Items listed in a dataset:

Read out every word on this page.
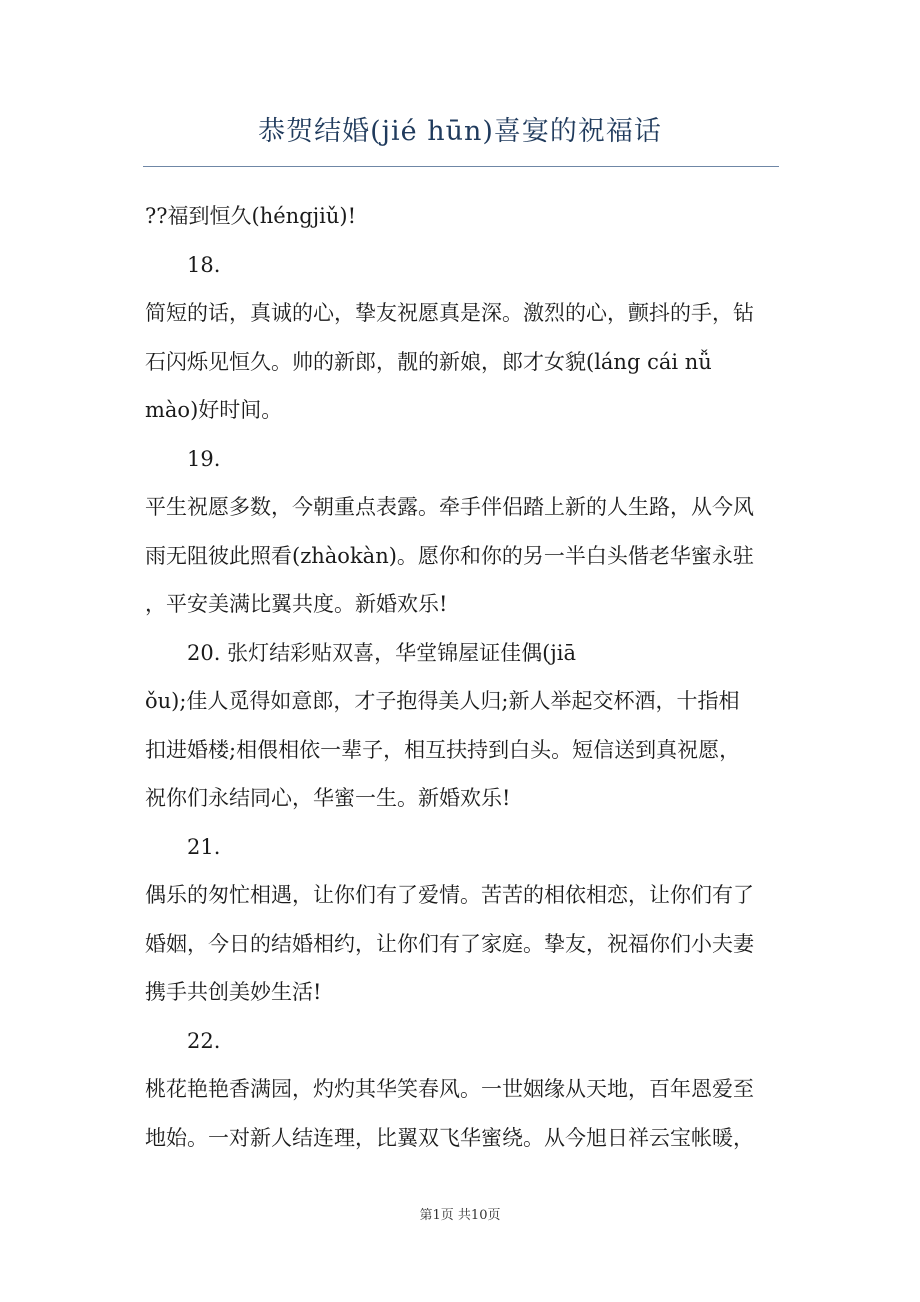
恭贺结婚(jié hūn)喜宴的祝福话
??福到恒久(héngjiǔ)!
18.
简短的话，真诚的心，挚友祝愿真是深。激烈的心，颤抖的手，钻
石闪烁见恒久。帅的新郎，靓的新娘，郎才女貌(láng cái nǚ
mào)好时间。
19.
平生祝愿多数，今朝重点表露。牵手伴侣踏上新的人生路，从今风
雨无阻彼此照看(zhàokàn)。愿你和你的另一半白头偕老华蜜永驻
，平安美满比翼共度。新婚欢乐!
20. 张灯结彩贴双喜，华堂锦屋证佳偶(jiā
ǒu);佳人觅得如意郎，才子抱得美人归;新人举起交杯酒，十指相
扣进婚楼;相偎相依一辈子，相互扶持到白头。短信送到真祝愿，
祝你们永结同心，华蜜一生。新婚欢乐!
21.
偶乐的匆忙相遇，让你们有了爱情。苦苦的相依相恋，让你们有了
婚姻，今日的结婚相约，让你们有了家庭。挚友，祝福你们小夫妻
携手共创美妙生活!
22.
桃花艳艳香满园，灼灼其华笑春风。一世姻缘从天地，百年恩爱至
地始。一对新人结连理，比翼双飞华蜜绕。从今旭日祥云宝帐暖，
第1页 共10页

[Task requirements]
Restate the listing above word for word, and skip the pictures.

[Problem solution]
Read out every word on this page.
恭贺结婚(jié hūn)喜宴的祝福话
??福到恒久(héngjiǔ)!
18.
简短的话，真诚的心，挚友祝愿真是深。激烈的心，颤抖的手，钻
石闪烁见恒久。帅的新郎，靓的新娘，郎才女貌(láng cái nǚ
mào)好时间。
19.
平生祝愿多数，今朝重点表露。牵手伴侣踏上新的人生路，从今风
雨无阻彼此照看(zhàokàn)。愿你和你的另一半白头偕老华蜜永驻
，平安美满比翼共度。新婚欢乐!
20. 张灯结彩贴双喜，华堂锦屋证佳偶(jiā
ǒu);佳人觅得如意郎，才子抱得美人归;新人举起交杯酒，十指相
扣进婚楼;相偎相依一辈子，相互扶持到白头。短信送到真祝愿，
祝你们永结同心，华蜜一生。新婚欢乐!
21.
偶乐的匆忙相遇，让你们有了爱情。苦苦的相依相恋，让你们有了
婚姻，今日的结婚相约，让你们有了家庭。挚友，祝福你们小夫妻
携手共创美妙生活!
22.
桃花艳艳香满园，灼灼其华笑春风。一世姻缘从天地，百年恩爱至
地始。一对新人结连理，比翼双飞华蜜绕。从今旭日祥云宝帐暖，
第1页 共10页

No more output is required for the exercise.